• _Dataset content_:
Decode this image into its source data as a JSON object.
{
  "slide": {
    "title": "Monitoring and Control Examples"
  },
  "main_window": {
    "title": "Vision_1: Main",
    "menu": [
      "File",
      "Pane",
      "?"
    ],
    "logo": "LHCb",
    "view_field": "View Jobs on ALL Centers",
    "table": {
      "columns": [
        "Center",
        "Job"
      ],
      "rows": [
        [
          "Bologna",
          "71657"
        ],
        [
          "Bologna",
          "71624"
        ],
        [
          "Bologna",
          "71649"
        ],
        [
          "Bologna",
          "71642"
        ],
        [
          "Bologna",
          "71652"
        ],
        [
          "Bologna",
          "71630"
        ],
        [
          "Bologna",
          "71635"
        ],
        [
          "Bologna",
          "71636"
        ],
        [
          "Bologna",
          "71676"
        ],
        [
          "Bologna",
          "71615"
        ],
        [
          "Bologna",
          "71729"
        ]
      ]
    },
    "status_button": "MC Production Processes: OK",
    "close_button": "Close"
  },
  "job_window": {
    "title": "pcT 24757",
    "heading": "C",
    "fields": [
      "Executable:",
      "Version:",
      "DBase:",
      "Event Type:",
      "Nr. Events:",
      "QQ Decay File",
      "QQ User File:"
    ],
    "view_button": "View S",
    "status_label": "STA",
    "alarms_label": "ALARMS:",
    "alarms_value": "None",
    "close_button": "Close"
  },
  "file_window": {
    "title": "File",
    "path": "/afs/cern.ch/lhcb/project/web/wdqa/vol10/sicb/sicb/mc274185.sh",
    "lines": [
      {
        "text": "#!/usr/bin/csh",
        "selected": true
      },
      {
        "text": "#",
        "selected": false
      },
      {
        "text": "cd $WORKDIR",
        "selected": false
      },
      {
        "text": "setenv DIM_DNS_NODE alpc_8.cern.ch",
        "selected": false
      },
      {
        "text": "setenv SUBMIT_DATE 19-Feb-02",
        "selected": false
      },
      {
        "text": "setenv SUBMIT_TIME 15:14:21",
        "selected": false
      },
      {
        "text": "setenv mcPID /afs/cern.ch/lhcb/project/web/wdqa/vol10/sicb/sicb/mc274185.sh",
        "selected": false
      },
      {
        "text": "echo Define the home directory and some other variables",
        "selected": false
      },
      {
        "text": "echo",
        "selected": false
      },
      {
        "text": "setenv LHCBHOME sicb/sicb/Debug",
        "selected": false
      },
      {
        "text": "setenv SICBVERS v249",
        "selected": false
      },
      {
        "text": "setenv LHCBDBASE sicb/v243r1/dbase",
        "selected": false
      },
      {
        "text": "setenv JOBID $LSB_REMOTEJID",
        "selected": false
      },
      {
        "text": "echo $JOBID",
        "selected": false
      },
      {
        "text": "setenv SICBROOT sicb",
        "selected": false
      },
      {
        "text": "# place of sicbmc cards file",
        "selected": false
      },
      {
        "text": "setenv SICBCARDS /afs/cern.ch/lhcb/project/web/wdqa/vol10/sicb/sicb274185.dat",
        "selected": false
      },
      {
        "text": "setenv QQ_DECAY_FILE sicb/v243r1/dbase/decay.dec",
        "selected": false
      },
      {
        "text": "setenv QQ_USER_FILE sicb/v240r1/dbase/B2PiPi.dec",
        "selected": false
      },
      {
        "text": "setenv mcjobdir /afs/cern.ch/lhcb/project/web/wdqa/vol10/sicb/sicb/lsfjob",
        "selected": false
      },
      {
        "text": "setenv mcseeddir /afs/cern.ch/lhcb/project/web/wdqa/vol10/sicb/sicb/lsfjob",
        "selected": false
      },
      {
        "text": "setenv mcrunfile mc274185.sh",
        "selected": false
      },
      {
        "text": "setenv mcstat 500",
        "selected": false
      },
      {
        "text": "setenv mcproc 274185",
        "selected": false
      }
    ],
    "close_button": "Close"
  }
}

• _Direction_:
From the entries above, copy every line that holds the word "cern".

• _Solution for this task_:
    "path": "/afs/cern.ch/lhcb/project/web/wdqa/vol10/sicb/sicb/mc274185.sh",
        "text": "setenv DIM_DNS_NODE alpc_8.cern.ch",
        "text": "setenv mcPID /afs/cern.ch/lhcb/project/web/wdqa/vol10/sicb/sicb/mc274185.sh",
        "text": "setenv SICBCARDS /afs/cern.ch/lhcb/project/web/wdqa/vol10/sicb/sicb274185.dat",
        "text": "setenv mcjobdir /afs/cern.ch/lhcb/project/web/wdqa/vol10/sicb/sicb/lsfjob",
        "text": "setenv mcseeddir /afs/cern.ch/lhcb/project/web/wdqa/vol10/sicb/sicb/lsfjob",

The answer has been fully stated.